Quote every line of the material beneath this one.

Material provided:

━━━━━━━━━━━━━━━━━━━━━━━━━━━━━━

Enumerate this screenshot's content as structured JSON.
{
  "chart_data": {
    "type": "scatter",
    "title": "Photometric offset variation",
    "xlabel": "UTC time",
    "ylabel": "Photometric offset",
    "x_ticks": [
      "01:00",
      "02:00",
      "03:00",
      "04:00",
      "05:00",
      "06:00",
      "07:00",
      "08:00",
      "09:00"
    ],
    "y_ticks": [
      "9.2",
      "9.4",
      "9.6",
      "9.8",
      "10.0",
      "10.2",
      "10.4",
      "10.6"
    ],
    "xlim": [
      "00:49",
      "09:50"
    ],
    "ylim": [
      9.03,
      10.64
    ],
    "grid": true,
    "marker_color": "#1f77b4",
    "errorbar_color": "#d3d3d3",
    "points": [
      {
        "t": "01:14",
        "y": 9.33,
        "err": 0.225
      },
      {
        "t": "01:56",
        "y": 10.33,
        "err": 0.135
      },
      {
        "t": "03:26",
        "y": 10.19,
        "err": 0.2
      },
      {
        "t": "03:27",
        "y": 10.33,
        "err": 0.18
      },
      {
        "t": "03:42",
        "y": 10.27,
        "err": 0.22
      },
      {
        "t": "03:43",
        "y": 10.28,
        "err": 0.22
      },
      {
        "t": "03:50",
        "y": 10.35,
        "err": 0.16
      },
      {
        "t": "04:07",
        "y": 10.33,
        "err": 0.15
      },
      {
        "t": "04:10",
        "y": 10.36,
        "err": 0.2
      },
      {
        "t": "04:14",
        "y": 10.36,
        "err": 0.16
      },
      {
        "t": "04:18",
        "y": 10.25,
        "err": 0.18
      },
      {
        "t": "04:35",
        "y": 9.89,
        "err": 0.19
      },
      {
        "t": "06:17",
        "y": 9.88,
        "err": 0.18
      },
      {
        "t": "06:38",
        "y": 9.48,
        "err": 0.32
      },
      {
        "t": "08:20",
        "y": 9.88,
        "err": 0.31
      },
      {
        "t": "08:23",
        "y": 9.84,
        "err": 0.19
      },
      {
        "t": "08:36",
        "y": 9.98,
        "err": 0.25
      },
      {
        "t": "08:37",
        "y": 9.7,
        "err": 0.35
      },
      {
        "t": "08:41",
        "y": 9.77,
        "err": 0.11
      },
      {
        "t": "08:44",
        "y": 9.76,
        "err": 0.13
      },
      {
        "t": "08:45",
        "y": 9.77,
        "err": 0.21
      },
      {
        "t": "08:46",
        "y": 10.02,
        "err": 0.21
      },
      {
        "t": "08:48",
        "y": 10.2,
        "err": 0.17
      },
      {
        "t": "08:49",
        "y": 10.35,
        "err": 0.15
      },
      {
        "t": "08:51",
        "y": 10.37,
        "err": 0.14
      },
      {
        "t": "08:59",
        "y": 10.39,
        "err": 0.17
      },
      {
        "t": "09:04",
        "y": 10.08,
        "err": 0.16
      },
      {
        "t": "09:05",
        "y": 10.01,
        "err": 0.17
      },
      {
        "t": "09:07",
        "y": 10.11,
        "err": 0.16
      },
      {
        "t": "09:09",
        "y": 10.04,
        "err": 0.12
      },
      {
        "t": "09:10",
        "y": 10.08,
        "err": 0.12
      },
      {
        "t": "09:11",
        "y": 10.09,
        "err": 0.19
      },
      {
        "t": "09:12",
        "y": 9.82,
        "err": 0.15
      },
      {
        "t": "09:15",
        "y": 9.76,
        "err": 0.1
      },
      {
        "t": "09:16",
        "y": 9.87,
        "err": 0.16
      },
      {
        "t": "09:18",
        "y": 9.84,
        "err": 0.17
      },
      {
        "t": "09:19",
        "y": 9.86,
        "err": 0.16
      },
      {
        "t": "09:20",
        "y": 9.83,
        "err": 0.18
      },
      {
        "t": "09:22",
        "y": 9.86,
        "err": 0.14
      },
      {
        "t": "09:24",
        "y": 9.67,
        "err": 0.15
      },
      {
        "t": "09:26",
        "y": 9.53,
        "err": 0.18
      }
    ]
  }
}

━━━━━━━━━━━━━━━━━━━━━━━━━━━━━━

Answer to the task:
Enumerate this screenshot's content as structured JSON.
{
  "chart_data": {
    "type": "scatter",
    "title": "Photometric offset variation",
    "xlabel": "UTC time",
    "ylabel": "Photometric offset",
    "x_ticks": [
      "01:00",
      "02:00",
      "03:00",
      "04:00",
      "05:00",
      "06:00",
      "07:00",
      "08:00",
      "09:00"
    ],
    "y_ticks": [
      "9.2",
      "9.4",
      "9.6",
      "9.8",
      "10.0",
      "10.2",
      "10.4",
      "10.6"
    ],
    "xlim": [
      "00:49",
      "09:50"
    ],
    "ylim": [
      9.03,
      10.64
    ],
    "grid": true,
    "marker_color": "#1f77b4",
    "errorbar_color": "#d3d3d3",
    "points": [
      {
        "t": "01:14",
        "y": 9.33,
        "err": 0.225
      },
      {
        "t": "01:56",
        "y": 10.33,
        "err": 0.135
      },
      {
        "t": "03:26",
        "y": 10.19,
        "err": 0.2
      },
      {
        "t": "03:27",
        "y": 10.33,
        "err": 0.18
      },
      {
        "t": "03:42",
        "y": 10.27,
        "err": 0.22
      },
      {
        "t": "03:43",
        "y": 10.28,
        "err": 0.22
      },
      {
        "t": "03:50",
        "y": 10.35,
        "err": 0.16
      },
      {
        "t": "04:07",
        "y": 10.33,
        "err": 0.15
      },
      {
        "t": "04:10",
        "y": 10.36,
        "err": 0.2
      },
      {
        "t": "04:14",
        "y": 10.36,
        "err": 0.16
      },
      {
        "t": "04:18",
        "y": 10.25,
        "err": 0.18
      },
      {
        "t": "04:35",
        "y": 9.89,
        "err": 0.19
      },
      {
        "t": "06:17",
        "y": 9.88,
        "err": 0.18
      },
      {
        "t": "06:38",
        "y": 9.48,
        "err": 0.32
      },
      {
        "t": "08:20",
        "y": 9.88,
        "err": 0.31
      },
      {
        "t": "08:23",
        "y": 9.84,
        "err": 0.19
      },
      {
        "t": "08:36",
        "y": 9.98,
        "err": 0.25
      },
      {
        "t": "08:37",
        "y": 9.7,
        "err": 0.35
      },
      {
        "t": "08:41",
        "y": 9.77,
        "err": 0.11
      },
      {
        "t": "08:44",
        "y": 9.76,
        "err": 0.13
      },
      {
        "t": "08:45",
        "y": 9.77,
        "err": 0.21
      },
      {
        "t": "08:46",
        "y": 10.02,
        "err": 0.21
      },
      {
        "t": "08:48",
        "y": 10.2,
        "err": 0.17
      },
      {
        "t": "08:49",
        "y": 10.35,
        "err": 0.15
      },
      {
        "t": "08:51",
        "y": 10.37,
        "err": 0.14
      },
      {
        "t": "08:59",
        "y": 10.39,
        "err": 0.17
      },
      {
        "t": "09:04",
        "y": 10.08,
        "err": 0.16
      },
      {
        "t": "09:05",
        "y": 10.01,
        "err": 0.17
      },
      {
        "t": "09:07",
        "y": 10.11,
        "err": 0.16
      },
      {
        "t": "09:09",
        "y": 10.04,
        "err": 0.12
      },
      {
        "t": "09:10",
        "y": 10.08,
        "err": 0.12
      },
      {
        "t": "09:11",
        "y": 10.09,
        "err": 0.19
      },
      {
        "t": "09:12",
        "y": 9.82,
        "err": 0.15
      },
      {
        "t": "09:15",
        "y": 9.76,
        "err": 0.1
      },
      {
        "t": "09:16",
        "y": 9.87,
        "err": 0.16
      },
      {
        "t": "09:18",
        "y": 9.84,
        "err": 0.17
      },
      {
        "t": "09:19",
        "y": 9.86,
        "err": 0.16
      },
      {
        "t": "09:20",
        "y": 9.83,
        "err": 0.18
      },
      {
        "t": "09:22",
        "y": 9.86,
        "err": 0.14
      },
      {
        "t": "09:24",
        "y": 9.67,
        "err": 0.15
      },
      {
        "t": "09:26",
        "y": 9.53,
        "err": 0.18
      }
    ]
  }
}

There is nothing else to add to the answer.